PROBLEM TO SOLVE:
Using the records below, count the lines with "Liters" in them. Give the number only.

# # # # #

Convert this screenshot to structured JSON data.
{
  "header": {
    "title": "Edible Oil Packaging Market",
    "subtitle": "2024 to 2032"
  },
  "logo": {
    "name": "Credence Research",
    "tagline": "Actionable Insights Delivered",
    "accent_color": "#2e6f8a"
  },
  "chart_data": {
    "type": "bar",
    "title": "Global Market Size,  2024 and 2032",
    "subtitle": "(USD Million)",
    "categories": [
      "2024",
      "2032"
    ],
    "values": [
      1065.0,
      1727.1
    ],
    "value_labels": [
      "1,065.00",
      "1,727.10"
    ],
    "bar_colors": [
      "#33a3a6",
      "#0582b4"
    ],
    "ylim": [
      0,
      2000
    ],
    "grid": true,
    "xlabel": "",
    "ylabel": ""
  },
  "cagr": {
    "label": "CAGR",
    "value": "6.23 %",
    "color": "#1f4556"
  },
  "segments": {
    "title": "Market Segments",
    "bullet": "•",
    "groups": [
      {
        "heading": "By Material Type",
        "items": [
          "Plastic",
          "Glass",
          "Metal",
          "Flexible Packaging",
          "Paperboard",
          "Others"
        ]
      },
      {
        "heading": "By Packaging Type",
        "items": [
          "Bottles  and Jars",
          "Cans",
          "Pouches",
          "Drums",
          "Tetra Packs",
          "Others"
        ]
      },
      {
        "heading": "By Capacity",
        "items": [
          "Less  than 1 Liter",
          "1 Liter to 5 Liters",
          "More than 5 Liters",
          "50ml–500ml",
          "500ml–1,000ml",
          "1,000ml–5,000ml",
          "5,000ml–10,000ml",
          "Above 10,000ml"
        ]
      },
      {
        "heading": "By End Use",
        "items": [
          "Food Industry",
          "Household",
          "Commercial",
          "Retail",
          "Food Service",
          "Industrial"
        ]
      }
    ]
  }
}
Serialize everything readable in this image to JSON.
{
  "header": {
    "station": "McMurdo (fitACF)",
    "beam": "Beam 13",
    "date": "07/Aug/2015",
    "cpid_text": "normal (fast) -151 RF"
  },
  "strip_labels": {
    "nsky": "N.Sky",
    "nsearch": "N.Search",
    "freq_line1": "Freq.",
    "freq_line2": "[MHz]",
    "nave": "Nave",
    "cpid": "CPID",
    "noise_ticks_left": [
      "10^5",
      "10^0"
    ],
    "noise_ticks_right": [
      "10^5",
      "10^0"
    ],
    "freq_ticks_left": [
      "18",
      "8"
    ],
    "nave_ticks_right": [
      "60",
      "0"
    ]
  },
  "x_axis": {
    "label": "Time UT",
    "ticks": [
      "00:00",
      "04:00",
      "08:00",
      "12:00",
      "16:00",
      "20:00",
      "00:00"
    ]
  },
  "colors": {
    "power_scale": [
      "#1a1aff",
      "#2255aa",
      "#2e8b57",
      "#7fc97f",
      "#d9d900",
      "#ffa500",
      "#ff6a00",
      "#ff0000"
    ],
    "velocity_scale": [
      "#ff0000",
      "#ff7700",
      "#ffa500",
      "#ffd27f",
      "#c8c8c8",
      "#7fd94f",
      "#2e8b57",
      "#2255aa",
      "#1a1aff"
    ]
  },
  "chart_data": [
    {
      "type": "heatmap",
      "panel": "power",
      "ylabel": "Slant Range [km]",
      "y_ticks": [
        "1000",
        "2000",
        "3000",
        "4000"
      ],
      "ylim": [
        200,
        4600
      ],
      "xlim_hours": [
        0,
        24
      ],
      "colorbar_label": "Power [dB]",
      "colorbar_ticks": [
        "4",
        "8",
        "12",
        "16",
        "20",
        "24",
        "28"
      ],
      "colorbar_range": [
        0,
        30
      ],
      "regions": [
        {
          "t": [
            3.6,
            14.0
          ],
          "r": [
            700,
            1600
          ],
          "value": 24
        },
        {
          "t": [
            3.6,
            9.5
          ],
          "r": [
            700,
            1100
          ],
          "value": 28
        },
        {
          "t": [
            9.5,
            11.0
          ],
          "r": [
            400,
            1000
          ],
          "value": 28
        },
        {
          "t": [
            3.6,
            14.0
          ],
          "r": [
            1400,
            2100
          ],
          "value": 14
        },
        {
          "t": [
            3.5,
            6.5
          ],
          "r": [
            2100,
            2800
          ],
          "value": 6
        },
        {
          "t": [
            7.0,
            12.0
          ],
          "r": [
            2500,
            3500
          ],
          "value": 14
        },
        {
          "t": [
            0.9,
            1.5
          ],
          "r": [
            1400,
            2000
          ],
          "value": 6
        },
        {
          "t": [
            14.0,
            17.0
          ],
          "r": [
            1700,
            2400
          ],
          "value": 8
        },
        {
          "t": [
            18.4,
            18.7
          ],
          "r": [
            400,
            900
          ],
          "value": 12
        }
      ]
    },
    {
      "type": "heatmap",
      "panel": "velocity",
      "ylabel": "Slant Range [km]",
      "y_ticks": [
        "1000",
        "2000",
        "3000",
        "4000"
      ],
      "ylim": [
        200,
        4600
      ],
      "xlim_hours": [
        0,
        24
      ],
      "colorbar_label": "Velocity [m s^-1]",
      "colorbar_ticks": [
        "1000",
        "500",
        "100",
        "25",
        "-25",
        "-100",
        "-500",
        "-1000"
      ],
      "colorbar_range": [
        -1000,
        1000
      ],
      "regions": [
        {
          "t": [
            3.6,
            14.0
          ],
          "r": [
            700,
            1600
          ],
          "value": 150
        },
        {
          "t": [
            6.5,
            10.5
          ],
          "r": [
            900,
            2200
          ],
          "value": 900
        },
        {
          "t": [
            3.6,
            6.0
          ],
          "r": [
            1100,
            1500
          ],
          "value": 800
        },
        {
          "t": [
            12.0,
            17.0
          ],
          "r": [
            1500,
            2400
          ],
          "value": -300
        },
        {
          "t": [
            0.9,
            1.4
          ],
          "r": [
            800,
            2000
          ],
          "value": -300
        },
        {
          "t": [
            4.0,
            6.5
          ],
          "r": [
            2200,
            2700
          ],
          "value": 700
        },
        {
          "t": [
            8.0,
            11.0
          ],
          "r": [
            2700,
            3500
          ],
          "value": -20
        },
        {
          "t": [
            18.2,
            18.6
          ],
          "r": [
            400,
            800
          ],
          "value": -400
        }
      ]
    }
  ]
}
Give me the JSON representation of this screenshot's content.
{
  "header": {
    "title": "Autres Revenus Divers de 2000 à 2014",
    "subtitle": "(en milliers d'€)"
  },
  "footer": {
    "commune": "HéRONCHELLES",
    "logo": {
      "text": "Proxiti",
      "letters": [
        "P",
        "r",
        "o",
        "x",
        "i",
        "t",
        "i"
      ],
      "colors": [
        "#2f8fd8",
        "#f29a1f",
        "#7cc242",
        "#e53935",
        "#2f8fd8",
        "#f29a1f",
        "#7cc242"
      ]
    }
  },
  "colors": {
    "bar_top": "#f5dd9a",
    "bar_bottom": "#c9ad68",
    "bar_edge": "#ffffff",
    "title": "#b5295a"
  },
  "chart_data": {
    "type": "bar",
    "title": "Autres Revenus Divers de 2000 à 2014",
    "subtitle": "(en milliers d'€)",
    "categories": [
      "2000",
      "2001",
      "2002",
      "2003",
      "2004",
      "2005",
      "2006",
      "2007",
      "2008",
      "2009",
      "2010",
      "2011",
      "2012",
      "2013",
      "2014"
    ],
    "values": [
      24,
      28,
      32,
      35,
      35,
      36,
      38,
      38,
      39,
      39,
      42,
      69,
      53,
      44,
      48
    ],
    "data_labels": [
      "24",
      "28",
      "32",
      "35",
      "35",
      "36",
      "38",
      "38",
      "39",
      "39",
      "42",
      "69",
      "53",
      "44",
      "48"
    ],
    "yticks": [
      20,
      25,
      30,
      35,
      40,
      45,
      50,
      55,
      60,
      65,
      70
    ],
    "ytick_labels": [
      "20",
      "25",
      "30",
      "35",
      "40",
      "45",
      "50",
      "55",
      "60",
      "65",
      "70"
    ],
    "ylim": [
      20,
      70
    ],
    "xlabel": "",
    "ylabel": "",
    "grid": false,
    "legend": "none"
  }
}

# # # # #

WRITTEN ANSWER:
2